Objective ->
Take every line that has the string "Income" and copy it out.

::::::::::

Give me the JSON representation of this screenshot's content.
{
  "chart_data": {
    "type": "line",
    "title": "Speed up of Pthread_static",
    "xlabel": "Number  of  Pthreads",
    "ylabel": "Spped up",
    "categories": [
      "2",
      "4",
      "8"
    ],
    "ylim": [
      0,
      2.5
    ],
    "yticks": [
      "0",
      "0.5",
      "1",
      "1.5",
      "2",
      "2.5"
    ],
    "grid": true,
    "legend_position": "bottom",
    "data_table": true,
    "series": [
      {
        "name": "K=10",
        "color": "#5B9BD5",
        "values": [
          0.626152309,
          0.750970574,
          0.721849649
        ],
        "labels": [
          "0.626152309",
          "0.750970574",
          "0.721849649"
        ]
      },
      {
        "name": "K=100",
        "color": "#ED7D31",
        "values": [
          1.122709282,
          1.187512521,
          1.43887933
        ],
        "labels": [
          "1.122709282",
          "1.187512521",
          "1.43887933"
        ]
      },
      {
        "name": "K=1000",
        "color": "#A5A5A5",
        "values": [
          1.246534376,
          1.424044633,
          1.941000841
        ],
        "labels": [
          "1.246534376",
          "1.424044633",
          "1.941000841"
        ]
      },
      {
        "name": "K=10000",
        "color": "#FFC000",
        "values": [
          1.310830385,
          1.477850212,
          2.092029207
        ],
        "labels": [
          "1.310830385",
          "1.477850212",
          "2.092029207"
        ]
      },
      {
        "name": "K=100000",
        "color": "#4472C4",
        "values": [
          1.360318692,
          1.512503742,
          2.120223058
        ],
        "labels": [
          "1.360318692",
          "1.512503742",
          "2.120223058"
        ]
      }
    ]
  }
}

::::::::::

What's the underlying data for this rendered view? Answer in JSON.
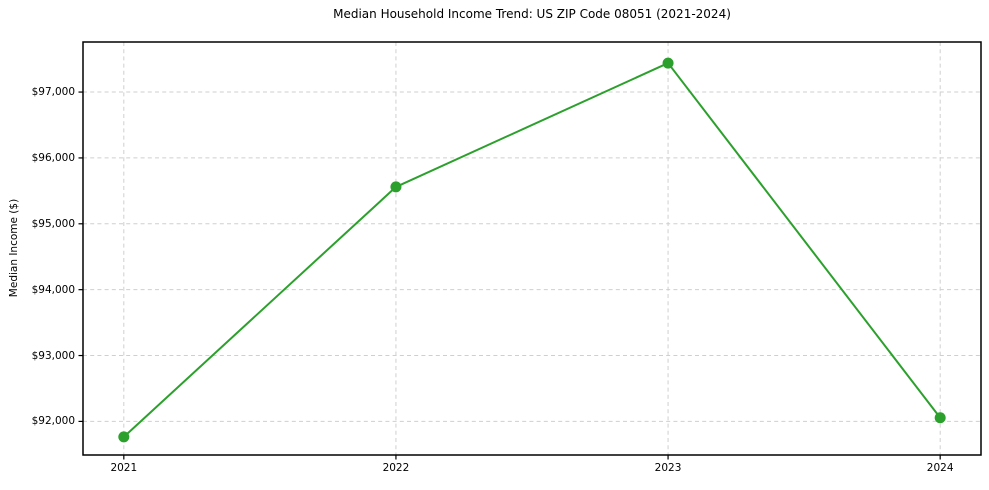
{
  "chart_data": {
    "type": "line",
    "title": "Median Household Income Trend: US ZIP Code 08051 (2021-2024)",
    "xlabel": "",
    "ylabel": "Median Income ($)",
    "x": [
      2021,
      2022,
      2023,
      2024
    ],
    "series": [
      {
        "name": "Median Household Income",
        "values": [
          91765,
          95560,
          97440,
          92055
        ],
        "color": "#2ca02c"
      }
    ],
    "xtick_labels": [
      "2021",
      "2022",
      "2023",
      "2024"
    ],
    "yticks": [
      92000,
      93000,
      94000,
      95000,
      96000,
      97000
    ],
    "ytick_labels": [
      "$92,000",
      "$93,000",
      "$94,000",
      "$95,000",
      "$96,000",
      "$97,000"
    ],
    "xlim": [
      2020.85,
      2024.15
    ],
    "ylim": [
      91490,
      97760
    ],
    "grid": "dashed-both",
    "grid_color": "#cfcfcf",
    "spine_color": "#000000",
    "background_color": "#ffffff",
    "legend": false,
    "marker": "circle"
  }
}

::::::::::

Completed task ->
    "title": "Median Household Income Trend: US ZIP Code 08051 (2021-2024)",
    "ylabel": "Median Income ($)",
        "name": "Median Household Income",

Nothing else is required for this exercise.